Print the complete set of entries exactly.

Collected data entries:
>> Begin

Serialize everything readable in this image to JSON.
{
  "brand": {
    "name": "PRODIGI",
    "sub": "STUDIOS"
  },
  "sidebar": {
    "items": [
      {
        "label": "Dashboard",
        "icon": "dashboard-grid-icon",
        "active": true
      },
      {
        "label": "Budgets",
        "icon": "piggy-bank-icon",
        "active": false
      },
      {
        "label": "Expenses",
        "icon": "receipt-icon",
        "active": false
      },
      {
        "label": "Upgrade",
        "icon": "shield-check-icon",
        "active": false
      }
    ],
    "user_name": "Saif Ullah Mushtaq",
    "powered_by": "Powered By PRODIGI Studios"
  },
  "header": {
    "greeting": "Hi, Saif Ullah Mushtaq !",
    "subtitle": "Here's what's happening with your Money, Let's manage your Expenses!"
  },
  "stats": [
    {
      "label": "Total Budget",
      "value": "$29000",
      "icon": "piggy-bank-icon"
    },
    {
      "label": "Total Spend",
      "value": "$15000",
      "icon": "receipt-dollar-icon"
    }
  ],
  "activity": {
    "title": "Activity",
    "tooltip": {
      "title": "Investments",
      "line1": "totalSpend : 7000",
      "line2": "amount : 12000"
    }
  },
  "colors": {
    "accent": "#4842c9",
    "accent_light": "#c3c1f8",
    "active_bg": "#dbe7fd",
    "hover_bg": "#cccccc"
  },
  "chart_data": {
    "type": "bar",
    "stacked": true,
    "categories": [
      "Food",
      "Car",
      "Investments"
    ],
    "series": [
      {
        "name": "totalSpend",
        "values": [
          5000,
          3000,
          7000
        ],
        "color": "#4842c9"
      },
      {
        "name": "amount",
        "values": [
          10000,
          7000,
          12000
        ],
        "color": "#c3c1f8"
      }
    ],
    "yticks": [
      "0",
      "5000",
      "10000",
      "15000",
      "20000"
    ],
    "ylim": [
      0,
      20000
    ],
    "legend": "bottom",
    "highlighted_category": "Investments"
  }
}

>> End

§ **CORRECT RESPONSE**:
Serialize everything readable in this image to JSON.
{
  "brand": {
    "name": "PRODIGI",
    "sub": "STUDIOS"
  },
  "sidebar": {
    "items": [
      {
        "label": "Dashboard",
        "icon": "dashboard-grid-icon",
        "active": true
      },
      {
        "label": "Budgets",
        "icon": "piggy-bank-icon",
        "active": false
      },
      {
        "label": "Expenses",
        "icon": "receipt-icon",
        "active": false
      },
      {
        "label": "Upgrade",
        "icon": "shield-check-icon",
        "active": false
      }
    ],
    "user_name": "Saif Ullah Mushtaq",
    "powered_by": "Powered By PRODIGI Studios"
  },
  "header": {
    "greeting": "Hi, Saif Ullah Mushtaq !",
    "subtitle": "Here's what's happening with your Money, Let's manage your Expenses!"
  },
  "stats": [
    {
      "label": "Total Budget",
      "value": "$29000",
      "icon": "piggy-bank-icon"
    },
    {
      "label": "Total Spend",
      "value": "$15000",
      "icon": "receipt-dollar-icon"
    }
  ],
  "activity": {
    "title": "Activity",
    "tooltip": {
      "title": "Investments",
      "line1": "totalSpend : 7000",
      "line2": "amount : 12000"
    }
  },
  "colors": {
    "accent": "#4842c9",
    "accent_light": "#c3c1f8",
    "active_bg": "#dbe7fd",
    "hover_bg": "#cccccc"
  },
  "chart_data": {
    "type": "bar",
    "stacked": true,
    "categories": [
      "Food",
      "Car",
      "Investments"
    ],
    "series": [
      {
        "name": "totalSpend",
        "values": [
          5000,
          3000,
          7000
        ],
        "color": "#4842c9"
      },
      {
        "name": "amount",
        "values": [
          10000,
          7000,
          12000
        ],
        "color": "#c3c1f8"
      }
    ],
    "yticks": [
      "0",
      "5000",
      "10000",
      "15000",
      "20000"
    ],
    "ylim": [
      0,
      20000
    ],
    "legend": "bottom",
    "highlighted_category": "Investments"
  }
}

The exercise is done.